What is needed
Copy the records below exactly, leaving out every picture.

Data records
_____

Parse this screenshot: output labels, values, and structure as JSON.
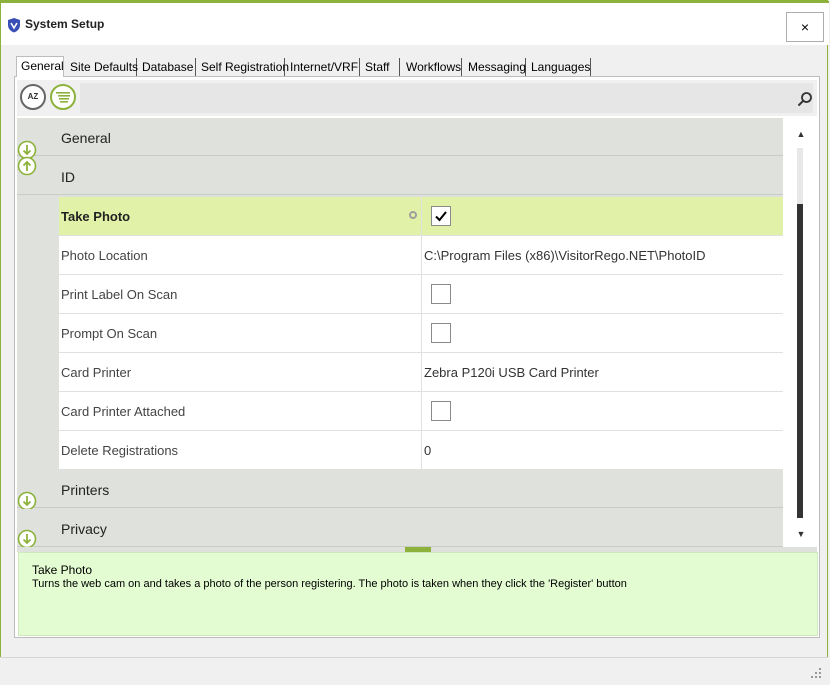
{
  "window": {
    "title": "System Setup",
    "close_glyph": "×",
    "icon": "app-shield-icon"
  },
  "tabs": [
    {
      "label": "General",
      "active": true
    },
    {
      "label": "Site Defaults"
    },
    {
      "label": "Database"
    },
    {
      "label": "Self Registration"
    },
    {
      "label": "Internet/VRF"
    },
    {
      "label": "Staff"
    },
    {
      "label": "Workflows"
    },
    {
      "label": "Messaging"
    },
    {
      "label": "Languages"
    }
  ],
  "toolbar": {
    "sort_alpha_label": "AZ",
    "search_value": "",
    "search_placeholder": ""
  },
  "grid": {
    "categories": [
      {
        "label": "General",
        "state": "collapsed"
      },
      {
        "label": "ID",
        "state": "expanded"
      },
      {
        "label": "Printers",
        "state": "collapsed"
      },
      {
        "label": "Privacy",
        "state": "collapsed"
      }
    ],
    "properties": [
      {
        "name": "Take Photo",
        "type": "checkbox",
        "checked": true,
        "selected": true
      },
      {
        "name": "Photo Location",
        "type": "text",
        "value": "C:\\Program Files (x86)\\VisitorRego.NET\\PhotoID"
      },
      {
        "name": "Print Label On Scan",
        "type": "checkbox",
        "checked": false
      },
      {
        "name": "Prompt On Scan",
        "type": "checkbox",
        "checked": false
      },
      {
        "name": "Card Printer",
        "type": "text",
        "value": "Zebra P120i USB Card Printer"
      },
      {
        "name": "Card Printer Attached",
        "type": "checkbox",
        "checked": false
      },
      {
        "name": "Delete Registrations",
        "type": "text",
        "value": "0"
      }
    ]
  },
  "description": {
    "title": "Take Photo",
    "text": "Turns the web cam on and takes a photo of the person registering. The photo is taken when they click the 'Register' button"
  },
  "scrollbar": {
    "up_glyph": "▲",
    "down_glyph": "▼"
  },
  "colors": {
    "accent": "#8cb23c",
    "selected_row": "#e2f1a8",
    "description_bg": "#e3fcd2",
    "category_bg": "#dfe1dc"
  }
}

_____

Solution to the exercise
Parse this screenshot: output labels, values, and structure as JSON.
{
  "window": {
    "title": "System Setup",
    "close_glyph": "×",
    "icon": "app-shield-icon"
  },
  "tabs": [
    {
      "label": "General",
      "active": true
    },
    {
      "label": "Site Defaults"
    },
    {
      "label": "Database"
    },
    {
      "label": "Self Registration"
    },
    {
      "label": "Internet/VRF"
    },
    {
      "label": "Staff"
    },
    {
      "label": "Workflows"
    },
    {
      "label": "Messaging"
    },
    {
      "label": "Languages"
    }
  ],
  "toolbar": {
    "sort_alpha_label": "AZ",
    "search_value": "",
    "search_placeholder": ""
  },
  "grid": {
    "categories": [
      {
        "label": "General",
        "state": "collapsed"
      },
      {
        "label": "ID",
        "state": "expanded"
      },
      {
        "label": "Printers",
        "state": "collapsed"
      },
      {
        "label": "Privacy",
        "state": "collapsed"
      }
    ],
    "properties": [
      {
        "name": "Take Photo",
        "type": "checkbox",
        "checked": true,
        "selected": true
      },
      {
        "name": "Photo Location",
        "type": "text",
        "value": "C:\\Program Files (x86)\\VisitorRego.NET\\PhotoID"
      },
      {
        "name": "Print Label On Scan",
        "type": "checkbox",
        "checked": false
      },
      {
        "name": "Prompt On Scan",
        "type": "checkbox",
        "checked": false
      },
      {
        "name": "Card Printer",
        "type": "text",
        "value": "Zebra P120i USB Card Printer"
      },
      {
        "name": "Card Printer Attached",
        "type": "checkbox",
        "checked": false
      },
      {
        "name": "Delete Registrations",
        "type": "text",
        "value": "0"
      }
    ]
  },
  "description": {
    "title": "Take Photo",
    "text": "Turns the web cam on and takes a photo of the person registering. The photo is taken when they click the 'Register' button"
  },
  "scrollbar": {
    "up_glyph": "▲",
    "down_glyph": "▼"
  },
  "colors": {
    "accent": "#8cb23c",
    "selected_row": "#e2f1a8",
    "description_bg": "#e3fcd2",
    "category_bg": "#dfe1dc"
  }
}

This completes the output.